=== The records ===

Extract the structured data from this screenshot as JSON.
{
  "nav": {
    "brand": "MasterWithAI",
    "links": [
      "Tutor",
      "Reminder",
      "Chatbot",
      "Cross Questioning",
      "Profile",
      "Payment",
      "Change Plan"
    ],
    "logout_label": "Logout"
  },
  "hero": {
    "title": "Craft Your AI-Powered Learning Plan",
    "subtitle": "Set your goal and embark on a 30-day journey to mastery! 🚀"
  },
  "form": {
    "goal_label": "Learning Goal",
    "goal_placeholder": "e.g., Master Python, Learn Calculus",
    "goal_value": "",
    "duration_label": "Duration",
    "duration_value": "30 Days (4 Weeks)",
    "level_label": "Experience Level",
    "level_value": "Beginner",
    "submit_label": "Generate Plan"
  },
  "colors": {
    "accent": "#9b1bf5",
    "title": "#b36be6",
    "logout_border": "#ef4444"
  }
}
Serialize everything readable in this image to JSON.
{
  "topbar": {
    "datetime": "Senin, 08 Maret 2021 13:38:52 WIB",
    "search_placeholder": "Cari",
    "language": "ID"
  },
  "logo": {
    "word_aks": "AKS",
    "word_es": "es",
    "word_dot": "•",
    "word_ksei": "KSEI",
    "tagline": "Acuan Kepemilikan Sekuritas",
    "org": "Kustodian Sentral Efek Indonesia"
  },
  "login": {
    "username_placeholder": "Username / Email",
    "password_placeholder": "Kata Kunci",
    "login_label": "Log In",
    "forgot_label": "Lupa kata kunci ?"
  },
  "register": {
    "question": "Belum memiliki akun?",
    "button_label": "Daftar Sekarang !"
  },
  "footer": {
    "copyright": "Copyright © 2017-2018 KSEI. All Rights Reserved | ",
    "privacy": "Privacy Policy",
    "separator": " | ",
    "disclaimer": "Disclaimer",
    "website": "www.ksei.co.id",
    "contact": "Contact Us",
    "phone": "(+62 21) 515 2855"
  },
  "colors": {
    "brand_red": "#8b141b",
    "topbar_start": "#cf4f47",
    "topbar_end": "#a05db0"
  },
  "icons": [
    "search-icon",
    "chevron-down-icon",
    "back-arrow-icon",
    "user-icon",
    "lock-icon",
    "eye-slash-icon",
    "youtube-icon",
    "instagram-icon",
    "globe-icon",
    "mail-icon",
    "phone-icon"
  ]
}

===

Exercise:
Retype the listing exactly, in full.

Correct answer:
Extract the structured data from this screenshot as JSON.
{
  "nav": {
    "brand": "MasterWithAI",
    "links": [
      "Tutor",
      "Reminder",
      "Chatbot",
      "Cross Questioning",
      "Profile",
      "Payment",
      "Change Plan"
    ],
    "logout_label": "Logout"
  },
  "hero": {
    "title": "Craft Your AI-Powered Learning Plan",
    "subtitle": "Set your goal and embark on a 30-day journey to mastery! 🚀"
  },
  "form": {
    "goal_label": "Learning Goal",
    "goal_placeholder": "e.g., Master Python, Learn Calculus",
    "goal_value": "",
    "duration_label": "Duration",
    "duration_value": "30 Days (4 Weeks)",
    "level_label": "Experience Level",
    "level_value": "Beginner",
    "submit_label": "Generate Plan"
  },
  "colors": {
    "accent": "#9b1bf5",
    "title": "#b36be6",
    "logout_border": "#ef4444"
  }
}
Serialize everything readable in this image to JSON.
{
  "topbar": {
    "datetime": "Senin, 08 Maret 2021 13:38:52 WIB",
    "search_placeholder": "Cari",
    "language": "ID"
  },
  "logo": {
    "word_aks": "AKS",
    "word_es": "es",
    "word_dot": "•",
    "word_ksei": "KSEI",
    "tagline": "Acuan Kepemilikan Sekuritas",
    "org": "Kustodian Sentral Efek Indonesia"
  },
  "login": {
    "username_placeholder": "Username / Email",
    "password_placeholder": "Kata Kunci",
    "login_label": "Log In",
    "forgot_label": "Lupa kata kunci ?"
  },
  "register": {
    "question": "Belum memiliki akun?",
    "button_label": "Daftar Sekarang !"
  },
  "footer": {
    "copyright": "Copyright © 2017-2018 KSEI. All Rights Reserved | ",
    "privacy": "Privacy Policy",
    "separator": " | ",
    "disclaimer": "Disclaimer",
    "website": "www.ksei.co.id",
    "contact": "Contact Us",
    "phone": "(+62 21) 515 2855"
  },
  "colors": {
    "brand_red": "#8b141b",
    "topbar_start": "#cf4f47",
    "topbar_end": "#a05db0"
  },
  "icons": [
    "search-icon",
    "chevron-down-icon",
    "back-arrow-icon",
    "user-icon",
    "lock-icon",
    "eye-slash-icon",
    "youtube-icon",
    "instagram-icon",
    "globe-icon",
    "mail-icon",
    "phone-icon"
  ]
}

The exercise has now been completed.